▶ Brano
Il sole tiepido che in questi giorni sta scaldando il mezzogiorno ci ricorda che è quasi tempo dei grandi eventi di primavera. Ieri è iniziato Prowein, e dal 15 al 18 aprile sarà di scena il VinItaly, la più grande, chiacchierata, amata e odiata fiera del vino del mondo.
Con Anteprima Fiere Vino il Gambero Rosso ha organizzato un tour itinerante che dal 26 febbraio al 14 marzo ha illustrato agli appassionati e addetti al settore di Lecce, Milano, Roma, Napoli e Torino le nuove etichette che saranno presentate alle fiere di Düsseldorf e Verona. Lunedì scorso è stata la tappa di Milano a… tenere banco! Un wine tasting con oltre 170 etichette presenti e alcuni ospiti di eccezione: l’Istituto Trento DOC, il Consorzio di tutela vini del Sannio e il Consorzio di tutela vini di Montefalco.
C’era molta curiosità nell’aria e noi stessi avevamo voglia di anteprime: per curiosità e desiderio di confrontarsi, con i vignaioli e il pubblico.

▶ Materiale mostrato
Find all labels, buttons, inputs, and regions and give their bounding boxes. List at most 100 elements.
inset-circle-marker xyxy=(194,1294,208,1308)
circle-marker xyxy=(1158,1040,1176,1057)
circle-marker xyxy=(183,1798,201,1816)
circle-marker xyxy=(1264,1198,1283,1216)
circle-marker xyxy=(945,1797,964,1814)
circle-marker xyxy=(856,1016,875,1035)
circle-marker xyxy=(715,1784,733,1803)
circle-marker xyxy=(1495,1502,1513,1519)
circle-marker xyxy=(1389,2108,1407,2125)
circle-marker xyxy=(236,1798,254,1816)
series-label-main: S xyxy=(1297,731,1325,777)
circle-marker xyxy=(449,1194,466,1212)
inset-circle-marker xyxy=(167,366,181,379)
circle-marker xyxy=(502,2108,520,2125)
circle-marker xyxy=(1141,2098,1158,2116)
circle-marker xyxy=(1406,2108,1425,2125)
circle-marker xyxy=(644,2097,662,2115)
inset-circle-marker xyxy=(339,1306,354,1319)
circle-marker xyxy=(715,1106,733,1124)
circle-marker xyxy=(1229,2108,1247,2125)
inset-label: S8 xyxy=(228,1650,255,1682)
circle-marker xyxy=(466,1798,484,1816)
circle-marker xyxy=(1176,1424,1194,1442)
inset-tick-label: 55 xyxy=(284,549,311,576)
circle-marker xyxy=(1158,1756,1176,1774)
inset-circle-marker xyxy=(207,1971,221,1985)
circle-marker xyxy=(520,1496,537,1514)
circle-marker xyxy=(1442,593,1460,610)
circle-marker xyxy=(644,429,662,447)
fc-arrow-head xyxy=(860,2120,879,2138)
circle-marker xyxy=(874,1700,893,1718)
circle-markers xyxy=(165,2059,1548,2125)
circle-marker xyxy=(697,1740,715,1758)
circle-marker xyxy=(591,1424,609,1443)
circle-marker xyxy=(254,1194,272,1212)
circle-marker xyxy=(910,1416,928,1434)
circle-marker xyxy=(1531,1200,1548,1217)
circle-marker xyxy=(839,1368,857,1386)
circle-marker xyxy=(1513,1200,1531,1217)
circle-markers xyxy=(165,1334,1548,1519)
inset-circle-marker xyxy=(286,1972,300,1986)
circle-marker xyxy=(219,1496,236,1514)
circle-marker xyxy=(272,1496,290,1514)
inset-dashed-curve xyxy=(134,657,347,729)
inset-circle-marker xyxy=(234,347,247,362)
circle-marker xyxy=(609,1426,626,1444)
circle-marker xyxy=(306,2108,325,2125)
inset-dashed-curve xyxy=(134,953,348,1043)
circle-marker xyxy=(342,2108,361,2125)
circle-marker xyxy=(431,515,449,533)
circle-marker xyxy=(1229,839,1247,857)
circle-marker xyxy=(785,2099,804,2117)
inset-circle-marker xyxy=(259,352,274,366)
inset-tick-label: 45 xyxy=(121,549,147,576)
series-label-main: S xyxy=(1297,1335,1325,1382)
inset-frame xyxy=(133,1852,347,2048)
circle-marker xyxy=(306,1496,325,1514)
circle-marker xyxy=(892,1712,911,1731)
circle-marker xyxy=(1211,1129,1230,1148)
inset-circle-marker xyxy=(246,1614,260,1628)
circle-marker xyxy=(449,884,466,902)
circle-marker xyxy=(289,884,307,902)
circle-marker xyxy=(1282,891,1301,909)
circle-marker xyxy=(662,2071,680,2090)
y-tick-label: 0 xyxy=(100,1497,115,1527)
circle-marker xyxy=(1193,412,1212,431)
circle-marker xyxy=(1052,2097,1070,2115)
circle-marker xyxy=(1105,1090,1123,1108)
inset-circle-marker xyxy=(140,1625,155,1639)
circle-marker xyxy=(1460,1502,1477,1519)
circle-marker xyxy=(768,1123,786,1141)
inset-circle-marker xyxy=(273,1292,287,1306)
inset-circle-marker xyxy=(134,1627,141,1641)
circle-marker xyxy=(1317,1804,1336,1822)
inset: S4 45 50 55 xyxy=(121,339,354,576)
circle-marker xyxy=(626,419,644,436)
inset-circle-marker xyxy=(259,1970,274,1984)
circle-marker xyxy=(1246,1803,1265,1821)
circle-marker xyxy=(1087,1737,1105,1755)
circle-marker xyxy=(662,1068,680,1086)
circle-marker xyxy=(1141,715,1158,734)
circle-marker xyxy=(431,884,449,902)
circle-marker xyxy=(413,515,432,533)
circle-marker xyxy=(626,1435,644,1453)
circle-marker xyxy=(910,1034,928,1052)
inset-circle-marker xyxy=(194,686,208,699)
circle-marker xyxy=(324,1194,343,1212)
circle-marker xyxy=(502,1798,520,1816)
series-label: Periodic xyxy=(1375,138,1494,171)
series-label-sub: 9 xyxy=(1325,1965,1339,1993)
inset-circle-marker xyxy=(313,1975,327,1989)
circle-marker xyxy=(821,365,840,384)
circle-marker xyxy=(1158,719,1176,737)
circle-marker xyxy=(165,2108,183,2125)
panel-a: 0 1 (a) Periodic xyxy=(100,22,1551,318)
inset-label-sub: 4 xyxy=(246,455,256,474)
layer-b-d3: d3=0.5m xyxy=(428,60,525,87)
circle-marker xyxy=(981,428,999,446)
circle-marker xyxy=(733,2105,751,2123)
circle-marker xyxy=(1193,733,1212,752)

▶ Cosa fare
1. Nelle voci, cambia "buttons" in "controls" e riscrivi le righe dalla prima fino a quella con "circle-marker xyxy=(715,1784,733,1803)", comprese entrambe, lasciando tutto il resto invariato.
2. Vai avanti con il brano sull'anteprima dei vini a Milano partendo da dove si ferma.

▶ Risposte attese
1.
Find all labels, controls, inputs, and regions and give their bounding boxes. List at most 100 elements.
inset-circle-marker xyxy=(194,1294,208,1308)
circle-marker xyxy=(1158,1040,1176,1057)
circle-marker xyxy=(183,1798,201,1816)
circle-marker xyxy=(1264,1198,1283,1216)
circle-marker xyxy=(945,1797,964,1814)
circle-marker xyxy=(856,1016,875,1035)
circle-marker xyxy=(715,1784,733,1803)

2.
Il banco d’assaggio
Il primo assaggio è stato per un rappresentante dell’Istituto Trento DOC: la cantina Zeni ha calato l’asso con Maso Nero Dosaggio Zero 2011. Bottiglia esteticamente minimal, con diciture calligraphy. Una chicca, direbbe qualcuno: pinot bianco in purezza, prodotto in sole 954 bottiglie, sboccatura marzo 2016. Nella terra dello chardonnay, potrebbe sembrare un azzardo, ma non lo è. Il vino base fermenta e sosta in barrique fino al tiraggio; seguono 24 mesi di affinamento sui lieviti.
Il risultato è un prodotto di buona finezza, in grado di sorprendere il degustatore. Sin dal colore, particolarmente luminoso, passando dall’effervescenza, indubbiamente fine. L’impiego del legno è percepibile ma non forzato: evidente l’obiettivo di rafforzare il bouquet di un vitigno tutto sommato delicato. Naso compatto, quindi, con sfumature odorose di caffè, frumento e orzo. Sorso avvolgente più che muscolare, decisamente secco – ca va sans dire – rapido, salino e con un finale agrumato che sa di buccia di limone: decolla e appaga.
A seguire ci siamo fatti ingolosire dalla certezza qualitativa della Tenuta Alois Lageder: una cantina a conduzione familiare riferimento reale per approccio naturale, rispetto della terra, vision. Lageder non è solo sinonimo di buoni vini, ma è testimone importante della biodiversità altoatesina, coniugata alla coltivazione biodinamica certificata Demeter.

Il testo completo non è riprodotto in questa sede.